* BEGIN Dataset records *
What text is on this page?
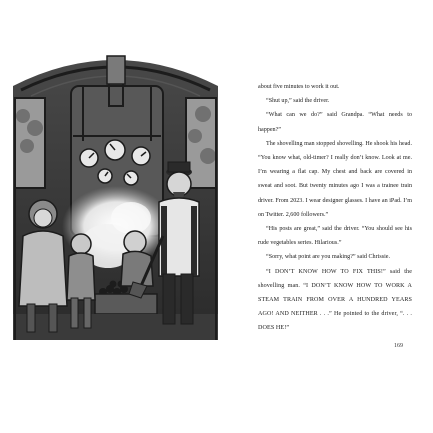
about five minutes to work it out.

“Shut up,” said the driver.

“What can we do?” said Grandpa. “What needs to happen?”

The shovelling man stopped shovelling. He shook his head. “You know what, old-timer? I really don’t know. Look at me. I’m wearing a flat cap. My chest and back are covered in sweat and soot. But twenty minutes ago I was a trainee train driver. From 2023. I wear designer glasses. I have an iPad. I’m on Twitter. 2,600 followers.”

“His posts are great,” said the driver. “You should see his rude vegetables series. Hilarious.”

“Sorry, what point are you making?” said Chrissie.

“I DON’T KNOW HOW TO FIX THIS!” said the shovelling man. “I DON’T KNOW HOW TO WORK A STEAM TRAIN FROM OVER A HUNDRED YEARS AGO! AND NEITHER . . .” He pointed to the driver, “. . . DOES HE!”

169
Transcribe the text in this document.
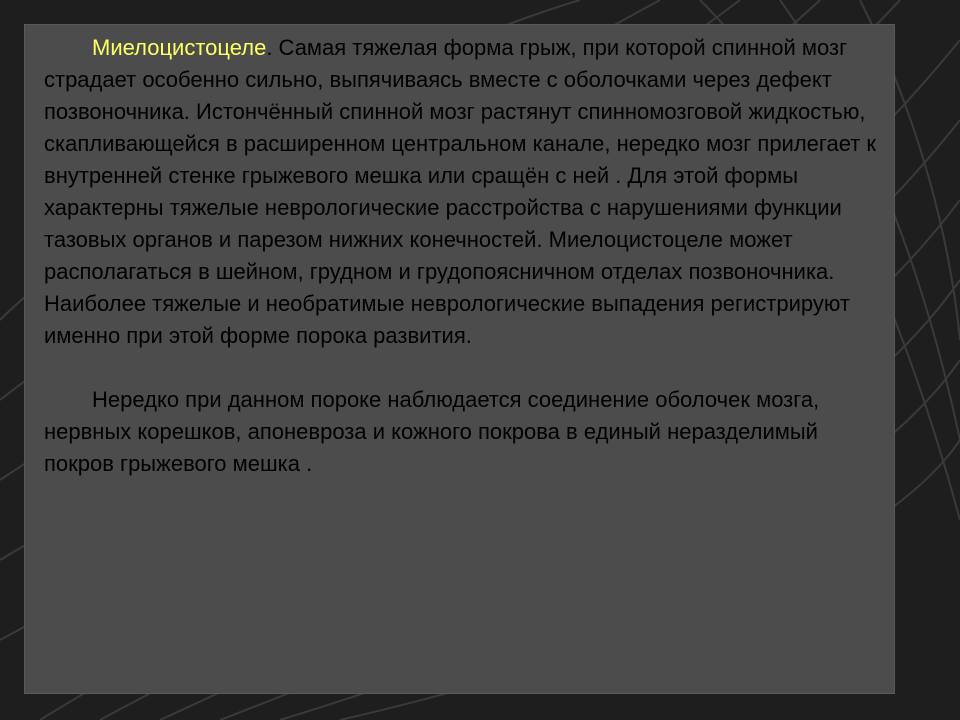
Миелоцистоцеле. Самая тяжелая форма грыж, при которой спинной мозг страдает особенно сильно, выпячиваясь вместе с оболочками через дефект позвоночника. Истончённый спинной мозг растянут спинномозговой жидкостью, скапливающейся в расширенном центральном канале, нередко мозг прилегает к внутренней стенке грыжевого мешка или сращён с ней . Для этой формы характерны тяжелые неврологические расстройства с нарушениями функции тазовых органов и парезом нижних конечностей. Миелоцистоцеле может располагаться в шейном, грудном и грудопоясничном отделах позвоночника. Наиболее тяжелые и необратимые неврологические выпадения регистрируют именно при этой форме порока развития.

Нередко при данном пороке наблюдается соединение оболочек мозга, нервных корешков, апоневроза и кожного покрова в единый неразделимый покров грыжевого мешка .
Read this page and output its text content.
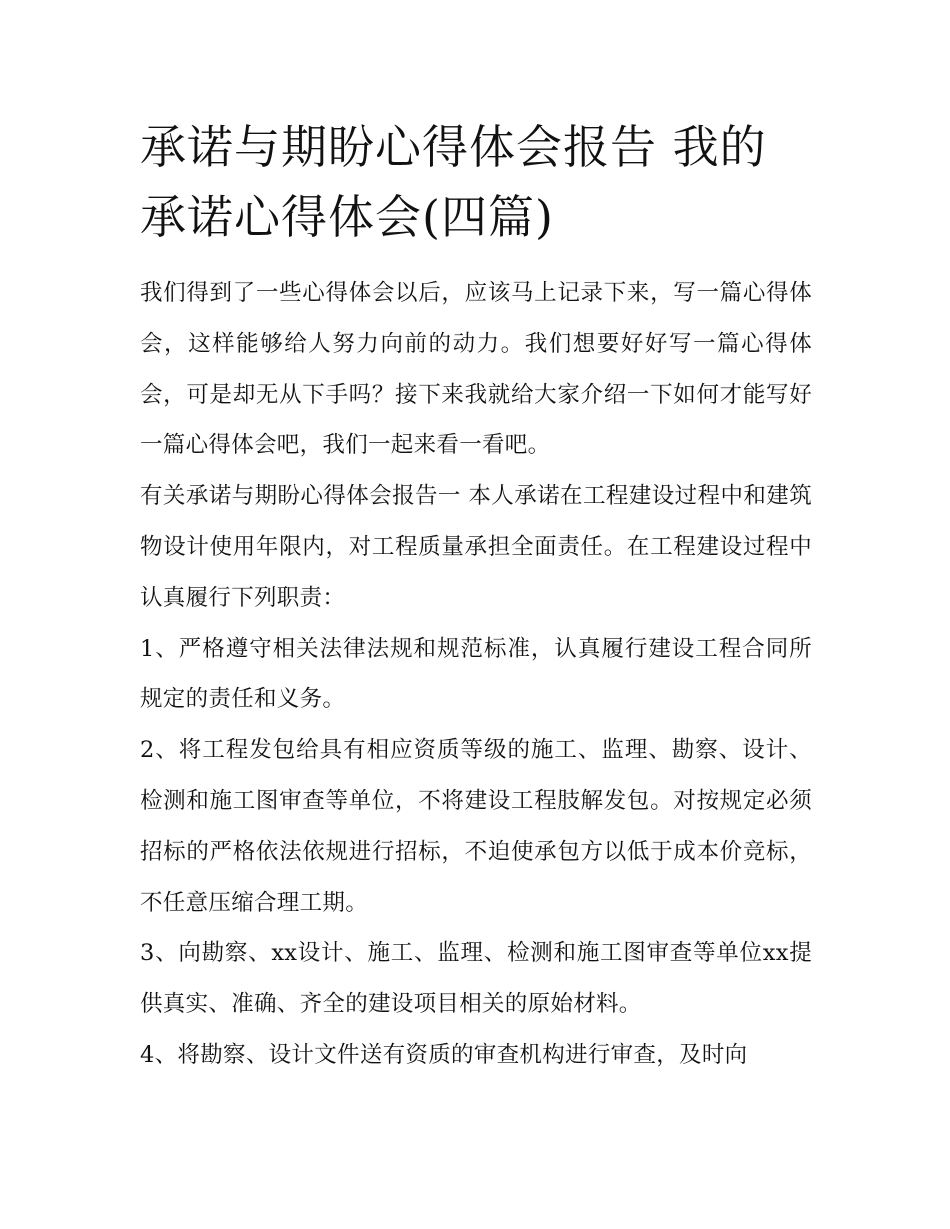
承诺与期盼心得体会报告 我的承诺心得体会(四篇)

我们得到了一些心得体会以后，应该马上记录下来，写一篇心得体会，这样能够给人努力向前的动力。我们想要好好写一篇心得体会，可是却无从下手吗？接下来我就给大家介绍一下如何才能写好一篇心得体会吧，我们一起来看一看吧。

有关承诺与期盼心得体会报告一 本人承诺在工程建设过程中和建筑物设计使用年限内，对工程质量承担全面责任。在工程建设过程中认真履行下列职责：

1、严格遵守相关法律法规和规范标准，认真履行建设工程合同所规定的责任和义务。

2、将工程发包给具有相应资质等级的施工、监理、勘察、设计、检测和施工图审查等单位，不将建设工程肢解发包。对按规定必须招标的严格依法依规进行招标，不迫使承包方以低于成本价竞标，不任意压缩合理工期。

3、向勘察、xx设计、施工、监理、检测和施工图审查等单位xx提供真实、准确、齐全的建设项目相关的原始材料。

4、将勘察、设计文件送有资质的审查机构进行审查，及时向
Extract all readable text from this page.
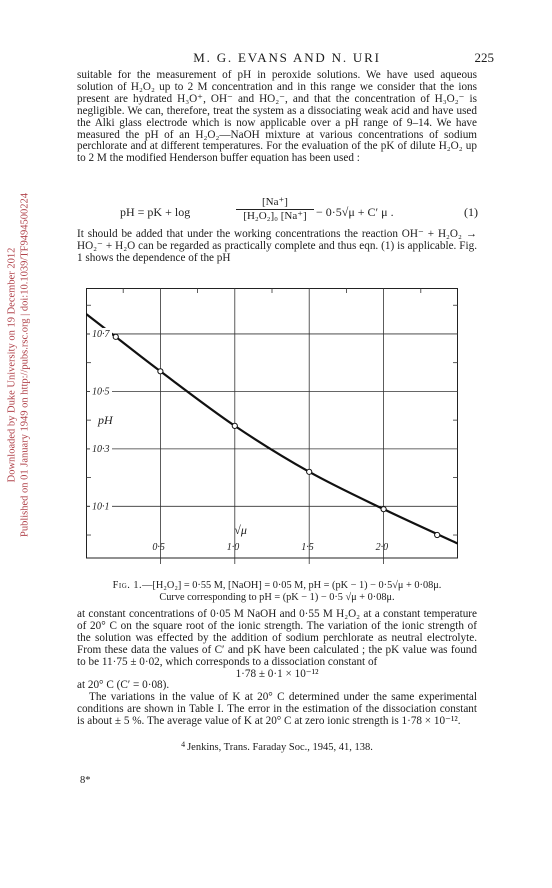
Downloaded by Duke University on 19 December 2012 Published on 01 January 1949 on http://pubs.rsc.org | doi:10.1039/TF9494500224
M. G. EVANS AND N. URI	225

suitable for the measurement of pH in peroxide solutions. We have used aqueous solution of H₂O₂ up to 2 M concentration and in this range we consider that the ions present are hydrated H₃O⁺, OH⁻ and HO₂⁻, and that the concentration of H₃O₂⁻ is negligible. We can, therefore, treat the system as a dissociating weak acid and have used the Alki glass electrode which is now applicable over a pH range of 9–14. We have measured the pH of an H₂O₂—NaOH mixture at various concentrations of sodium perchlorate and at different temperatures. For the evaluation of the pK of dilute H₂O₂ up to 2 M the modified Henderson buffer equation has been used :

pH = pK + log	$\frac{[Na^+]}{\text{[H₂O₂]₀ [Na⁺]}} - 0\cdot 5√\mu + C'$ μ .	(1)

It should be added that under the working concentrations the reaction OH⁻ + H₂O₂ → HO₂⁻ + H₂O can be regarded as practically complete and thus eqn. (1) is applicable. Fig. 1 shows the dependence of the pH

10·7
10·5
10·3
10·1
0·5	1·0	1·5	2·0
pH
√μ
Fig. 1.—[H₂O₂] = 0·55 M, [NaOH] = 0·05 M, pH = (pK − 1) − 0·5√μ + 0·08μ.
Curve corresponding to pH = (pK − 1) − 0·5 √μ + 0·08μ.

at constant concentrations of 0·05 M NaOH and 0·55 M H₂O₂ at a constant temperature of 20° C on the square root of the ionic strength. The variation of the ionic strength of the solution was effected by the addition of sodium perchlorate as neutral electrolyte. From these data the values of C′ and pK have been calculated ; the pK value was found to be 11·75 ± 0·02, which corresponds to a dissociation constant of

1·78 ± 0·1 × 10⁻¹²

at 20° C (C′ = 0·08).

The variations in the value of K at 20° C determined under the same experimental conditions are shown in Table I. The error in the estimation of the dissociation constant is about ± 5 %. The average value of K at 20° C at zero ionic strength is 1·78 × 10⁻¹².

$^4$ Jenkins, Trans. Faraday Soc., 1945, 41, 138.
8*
* END Dataset records *
- Objective
Filter for "should". Return all lines that hold it.

- Result of the exercise
“His posts are great,” said the driver. “You should see his rude vegetables series. Hilarious.”
It should be added that under the working concentrations the reaction OH⁻ + H₂O₂ → HO₂⁻ + H₂O can be regarded as practically complete and thus eqn. (1) is applicable. Fig. 1 shows the dependence of the pH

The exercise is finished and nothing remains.